YOUR INSTRUCTIONS: Your task is to repeat the listing exactly.

Chart and figure data:
=====

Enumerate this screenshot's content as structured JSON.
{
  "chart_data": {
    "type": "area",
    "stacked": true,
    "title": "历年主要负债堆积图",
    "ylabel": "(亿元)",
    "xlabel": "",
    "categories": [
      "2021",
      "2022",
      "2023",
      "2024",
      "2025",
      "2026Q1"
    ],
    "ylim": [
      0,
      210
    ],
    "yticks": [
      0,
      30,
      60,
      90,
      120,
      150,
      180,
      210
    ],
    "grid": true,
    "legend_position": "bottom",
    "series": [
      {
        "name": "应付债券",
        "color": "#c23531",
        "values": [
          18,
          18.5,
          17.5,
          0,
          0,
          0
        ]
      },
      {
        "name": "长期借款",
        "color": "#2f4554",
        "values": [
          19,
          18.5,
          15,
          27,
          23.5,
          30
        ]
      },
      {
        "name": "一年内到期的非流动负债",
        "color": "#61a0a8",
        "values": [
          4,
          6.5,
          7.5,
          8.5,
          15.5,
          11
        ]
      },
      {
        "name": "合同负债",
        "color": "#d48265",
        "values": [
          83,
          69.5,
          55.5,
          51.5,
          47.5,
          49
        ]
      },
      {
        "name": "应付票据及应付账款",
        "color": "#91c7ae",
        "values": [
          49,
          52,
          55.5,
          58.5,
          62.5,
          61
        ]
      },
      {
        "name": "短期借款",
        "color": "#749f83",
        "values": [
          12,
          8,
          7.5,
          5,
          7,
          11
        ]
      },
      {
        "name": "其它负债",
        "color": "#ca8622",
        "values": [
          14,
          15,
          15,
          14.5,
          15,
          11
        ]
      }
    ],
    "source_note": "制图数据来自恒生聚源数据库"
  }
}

=====

EXERCISE SOLUTION:
Enumerate this screenshot's content as structured JSON.
{
  "chart_data": {
    "type": "area",
    "stacked": true,
    "title": "历年主要负债堆积图",
    "ylabel": "(亿元)",
    "xlabel": "",
    "categories": [
      "2021",
      "2022",
      "2023",
      "2024",
      "2025",
      "2026Q1"
    ],
    "ylim": [
      0,
      210
    ],
    "yticks": [
      0,
      30,
      60,
      90,
      120,
      150,
      180,
      210
    ],
    "grid": true,
    "legend_position": "bottom",
    "series": [
      {
        "name": "应付债券",
        "color": "#c23531",
        "values": [
          18,
          18.5,
          17.5,
          0,
          0,
          0
        ]
      },
      {
        "name": "长期借款",
        "color": "#2f4554",
        "values": [
          19,
          18.5,
          15,
          27,
          23.5,
          30
        ]
      },
      {
        "name": "一年内到期的非流动负债",
        "color": "#61a0a8",
        "values": [
          4,
          6.5,
          7.5,
          8.5,
          15.5,
          11
        ]
      },
      {
        "name": "合同负债",
        "color": "#d48265",
        "values": [
          83,
          69.5,
          55.5,
          51.5,
          47.5,
          49
        ]
      },
      {
        "name": "应付票据及应付账款",
        "color": "#91c7ae",
        "values": [
          49,
          52,
          55.5,
          58.5,
          62.5,
          61
        ]
      },
      {
        "name": "短期借款",
        "color": "#749f83",
        "values": [
          12,
          8,
          7.5,
          5,
          7,
          11
        ]
      },
      {
        "name": "其它负债",
        "color": "#ca8622",
        "values": [
          14,
          15,
          15,
          14.5,
          15,
          11
        ]
      }
    ],
    "source_note": "制图数据来自恒生聚源数据库"
  }
}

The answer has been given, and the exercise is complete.